What is expected: Return all lines in the material below that contain "color".

## Begin Data entries

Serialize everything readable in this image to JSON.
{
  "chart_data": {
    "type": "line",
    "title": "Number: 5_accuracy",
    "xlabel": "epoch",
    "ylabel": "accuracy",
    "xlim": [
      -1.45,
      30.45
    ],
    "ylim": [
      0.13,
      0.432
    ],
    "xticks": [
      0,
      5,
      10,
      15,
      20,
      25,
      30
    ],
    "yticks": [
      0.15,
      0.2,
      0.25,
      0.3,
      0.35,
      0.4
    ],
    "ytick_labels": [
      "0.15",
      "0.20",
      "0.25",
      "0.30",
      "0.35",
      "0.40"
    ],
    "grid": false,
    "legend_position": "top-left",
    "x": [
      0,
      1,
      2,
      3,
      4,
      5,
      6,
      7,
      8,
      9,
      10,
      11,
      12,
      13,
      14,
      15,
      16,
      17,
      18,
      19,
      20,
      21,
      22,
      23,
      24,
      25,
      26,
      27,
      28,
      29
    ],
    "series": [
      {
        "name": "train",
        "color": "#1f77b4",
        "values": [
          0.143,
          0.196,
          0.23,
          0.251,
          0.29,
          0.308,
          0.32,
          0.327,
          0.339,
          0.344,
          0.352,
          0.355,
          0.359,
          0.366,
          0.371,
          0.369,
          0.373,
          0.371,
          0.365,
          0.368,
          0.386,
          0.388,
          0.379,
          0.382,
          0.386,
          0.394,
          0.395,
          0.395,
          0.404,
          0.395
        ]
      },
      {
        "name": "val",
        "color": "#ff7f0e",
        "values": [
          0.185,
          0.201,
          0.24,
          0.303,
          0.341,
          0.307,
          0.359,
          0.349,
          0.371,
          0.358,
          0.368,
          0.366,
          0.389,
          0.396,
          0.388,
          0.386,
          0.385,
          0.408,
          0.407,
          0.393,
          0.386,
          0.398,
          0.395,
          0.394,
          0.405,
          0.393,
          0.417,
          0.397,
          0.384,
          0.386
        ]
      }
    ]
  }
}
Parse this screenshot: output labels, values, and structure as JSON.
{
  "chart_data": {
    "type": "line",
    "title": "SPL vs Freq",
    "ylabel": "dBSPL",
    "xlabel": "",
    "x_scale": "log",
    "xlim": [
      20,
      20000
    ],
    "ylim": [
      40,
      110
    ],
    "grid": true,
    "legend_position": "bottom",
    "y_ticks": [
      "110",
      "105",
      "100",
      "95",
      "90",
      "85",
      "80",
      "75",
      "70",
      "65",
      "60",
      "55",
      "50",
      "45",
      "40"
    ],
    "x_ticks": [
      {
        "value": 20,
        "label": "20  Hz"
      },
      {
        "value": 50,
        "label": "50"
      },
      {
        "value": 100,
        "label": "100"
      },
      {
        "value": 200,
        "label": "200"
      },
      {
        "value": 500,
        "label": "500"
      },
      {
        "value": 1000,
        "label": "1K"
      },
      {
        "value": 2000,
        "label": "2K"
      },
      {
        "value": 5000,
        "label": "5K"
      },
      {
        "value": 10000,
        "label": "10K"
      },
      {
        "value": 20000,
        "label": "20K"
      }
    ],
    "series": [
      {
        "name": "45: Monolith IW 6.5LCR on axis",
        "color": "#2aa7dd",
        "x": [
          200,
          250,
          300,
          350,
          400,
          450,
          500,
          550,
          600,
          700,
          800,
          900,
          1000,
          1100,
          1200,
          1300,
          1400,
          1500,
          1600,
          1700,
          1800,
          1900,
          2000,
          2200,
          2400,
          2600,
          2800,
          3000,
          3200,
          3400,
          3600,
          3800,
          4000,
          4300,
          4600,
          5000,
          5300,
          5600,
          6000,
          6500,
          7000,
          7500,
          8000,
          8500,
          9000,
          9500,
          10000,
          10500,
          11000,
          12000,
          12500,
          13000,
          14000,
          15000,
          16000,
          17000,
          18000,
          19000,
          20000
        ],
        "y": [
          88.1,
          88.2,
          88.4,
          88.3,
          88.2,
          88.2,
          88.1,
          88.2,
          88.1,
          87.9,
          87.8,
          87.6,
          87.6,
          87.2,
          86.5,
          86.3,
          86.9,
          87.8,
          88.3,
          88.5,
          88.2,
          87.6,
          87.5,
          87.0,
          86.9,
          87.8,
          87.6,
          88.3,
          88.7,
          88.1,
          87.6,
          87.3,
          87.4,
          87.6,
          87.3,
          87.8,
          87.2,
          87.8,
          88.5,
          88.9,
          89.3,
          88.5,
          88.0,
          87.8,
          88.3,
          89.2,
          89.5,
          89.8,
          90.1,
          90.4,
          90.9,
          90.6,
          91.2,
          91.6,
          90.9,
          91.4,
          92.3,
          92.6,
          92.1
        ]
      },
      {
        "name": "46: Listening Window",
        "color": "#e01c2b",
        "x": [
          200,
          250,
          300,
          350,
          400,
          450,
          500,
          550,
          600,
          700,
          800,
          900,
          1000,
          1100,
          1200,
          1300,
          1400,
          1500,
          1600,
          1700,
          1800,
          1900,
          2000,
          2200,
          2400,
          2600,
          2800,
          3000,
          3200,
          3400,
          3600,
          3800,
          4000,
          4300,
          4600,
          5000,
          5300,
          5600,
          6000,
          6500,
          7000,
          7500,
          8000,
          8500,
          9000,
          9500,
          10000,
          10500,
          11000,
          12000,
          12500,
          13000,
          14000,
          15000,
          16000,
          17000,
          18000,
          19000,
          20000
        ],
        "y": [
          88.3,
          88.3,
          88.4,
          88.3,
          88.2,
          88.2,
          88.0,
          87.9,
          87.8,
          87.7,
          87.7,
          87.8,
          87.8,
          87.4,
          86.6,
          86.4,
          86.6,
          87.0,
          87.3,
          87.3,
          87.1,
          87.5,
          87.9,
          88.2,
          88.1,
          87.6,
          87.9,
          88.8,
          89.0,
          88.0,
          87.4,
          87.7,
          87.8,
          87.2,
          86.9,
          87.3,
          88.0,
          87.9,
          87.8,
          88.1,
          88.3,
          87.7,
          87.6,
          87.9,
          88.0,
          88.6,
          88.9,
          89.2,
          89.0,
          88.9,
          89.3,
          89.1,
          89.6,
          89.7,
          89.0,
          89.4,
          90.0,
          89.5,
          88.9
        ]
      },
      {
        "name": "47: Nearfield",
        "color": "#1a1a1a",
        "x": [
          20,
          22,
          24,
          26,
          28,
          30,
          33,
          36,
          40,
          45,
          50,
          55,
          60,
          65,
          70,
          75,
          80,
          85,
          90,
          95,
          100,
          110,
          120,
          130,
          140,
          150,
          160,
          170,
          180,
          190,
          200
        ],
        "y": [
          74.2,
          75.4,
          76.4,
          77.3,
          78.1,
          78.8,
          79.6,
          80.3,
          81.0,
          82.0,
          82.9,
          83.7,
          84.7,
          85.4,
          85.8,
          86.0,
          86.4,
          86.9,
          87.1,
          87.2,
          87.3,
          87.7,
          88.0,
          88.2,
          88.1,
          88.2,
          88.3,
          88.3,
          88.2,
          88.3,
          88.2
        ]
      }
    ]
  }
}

## End Data entries

Exercise result:
        "color": "#1f77b4",
        "color": "#ff7f0e",
        "color": "#2aa7dd",
        "color": "#e01c2b",
        "color": "#1a1a1a",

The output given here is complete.